### Supplied data
******
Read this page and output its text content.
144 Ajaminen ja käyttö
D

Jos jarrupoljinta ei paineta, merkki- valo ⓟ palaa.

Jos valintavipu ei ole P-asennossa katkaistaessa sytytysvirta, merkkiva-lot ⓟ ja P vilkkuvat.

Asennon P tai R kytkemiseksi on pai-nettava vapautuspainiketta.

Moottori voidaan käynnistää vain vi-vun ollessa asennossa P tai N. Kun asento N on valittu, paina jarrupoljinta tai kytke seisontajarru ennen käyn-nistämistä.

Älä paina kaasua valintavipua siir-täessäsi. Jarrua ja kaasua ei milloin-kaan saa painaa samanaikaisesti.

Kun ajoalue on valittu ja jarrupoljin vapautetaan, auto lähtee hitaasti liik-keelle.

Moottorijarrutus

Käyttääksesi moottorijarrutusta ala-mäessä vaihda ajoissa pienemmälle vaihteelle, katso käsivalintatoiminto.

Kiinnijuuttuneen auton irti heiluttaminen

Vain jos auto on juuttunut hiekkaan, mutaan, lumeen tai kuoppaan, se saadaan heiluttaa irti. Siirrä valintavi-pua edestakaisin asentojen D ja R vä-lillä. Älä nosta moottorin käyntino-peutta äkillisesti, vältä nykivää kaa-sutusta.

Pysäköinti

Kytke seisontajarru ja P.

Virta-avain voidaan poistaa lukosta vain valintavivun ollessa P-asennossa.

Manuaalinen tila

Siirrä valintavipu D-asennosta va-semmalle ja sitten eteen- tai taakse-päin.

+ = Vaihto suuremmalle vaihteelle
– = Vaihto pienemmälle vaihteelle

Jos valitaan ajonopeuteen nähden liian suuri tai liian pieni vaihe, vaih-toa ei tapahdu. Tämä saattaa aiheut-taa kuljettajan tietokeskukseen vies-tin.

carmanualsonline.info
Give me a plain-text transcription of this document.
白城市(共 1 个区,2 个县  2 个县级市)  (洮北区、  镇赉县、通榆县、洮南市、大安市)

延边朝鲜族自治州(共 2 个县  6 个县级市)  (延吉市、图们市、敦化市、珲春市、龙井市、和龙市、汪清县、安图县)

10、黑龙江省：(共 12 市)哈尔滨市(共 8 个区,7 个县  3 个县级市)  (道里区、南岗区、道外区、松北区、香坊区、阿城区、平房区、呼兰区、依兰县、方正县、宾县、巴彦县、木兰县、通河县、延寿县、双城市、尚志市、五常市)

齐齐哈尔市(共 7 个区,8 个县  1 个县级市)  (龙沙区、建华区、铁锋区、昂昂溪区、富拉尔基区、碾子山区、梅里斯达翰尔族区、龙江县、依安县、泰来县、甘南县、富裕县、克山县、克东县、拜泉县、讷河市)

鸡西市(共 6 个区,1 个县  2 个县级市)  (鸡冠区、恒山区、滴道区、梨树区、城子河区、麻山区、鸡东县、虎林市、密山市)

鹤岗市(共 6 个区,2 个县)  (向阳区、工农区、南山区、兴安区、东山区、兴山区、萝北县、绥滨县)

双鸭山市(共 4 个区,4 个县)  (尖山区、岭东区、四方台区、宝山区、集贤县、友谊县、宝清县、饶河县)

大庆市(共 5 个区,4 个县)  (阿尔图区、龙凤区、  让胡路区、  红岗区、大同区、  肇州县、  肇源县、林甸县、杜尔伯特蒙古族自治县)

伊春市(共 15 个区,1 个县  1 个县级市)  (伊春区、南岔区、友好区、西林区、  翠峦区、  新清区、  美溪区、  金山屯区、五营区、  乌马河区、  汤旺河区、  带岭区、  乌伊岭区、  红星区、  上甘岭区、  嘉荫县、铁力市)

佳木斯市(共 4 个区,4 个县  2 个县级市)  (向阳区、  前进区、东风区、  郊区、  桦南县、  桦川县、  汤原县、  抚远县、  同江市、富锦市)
******
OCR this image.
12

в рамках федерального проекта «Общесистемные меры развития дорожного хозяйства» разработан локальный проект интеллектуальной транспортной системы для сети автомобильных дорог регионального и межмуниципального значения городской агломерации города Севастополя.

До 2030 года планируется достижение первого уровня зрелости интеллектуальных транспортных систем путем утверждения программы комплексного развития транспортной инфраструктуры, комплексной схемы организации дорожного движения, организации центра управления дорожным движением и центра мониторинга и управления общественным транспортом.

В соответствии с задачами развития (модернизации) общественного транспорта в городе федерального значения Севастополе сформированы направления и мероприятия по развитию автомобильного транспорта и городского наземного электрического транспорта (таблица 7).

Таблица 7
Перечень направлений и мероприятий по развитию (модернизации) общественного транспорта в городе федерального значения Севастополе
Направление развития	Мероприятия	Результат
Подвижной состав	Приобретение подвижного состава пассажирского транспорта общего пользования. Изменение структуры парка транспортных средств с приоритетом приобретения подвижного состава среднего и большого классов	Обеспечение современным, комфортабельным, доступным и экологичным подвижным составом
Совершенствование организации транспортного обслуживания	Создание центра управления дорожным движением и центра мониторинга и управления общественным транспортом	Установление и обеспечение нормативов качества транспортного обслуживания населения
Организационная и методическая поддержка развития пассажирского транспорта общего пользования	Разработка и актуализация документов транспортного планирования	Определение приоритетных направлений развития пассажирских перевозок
******
### Written problem
Tally the lines in these entries that have the string "значения" in them, then answer with the count and nothing else.

### Answer
3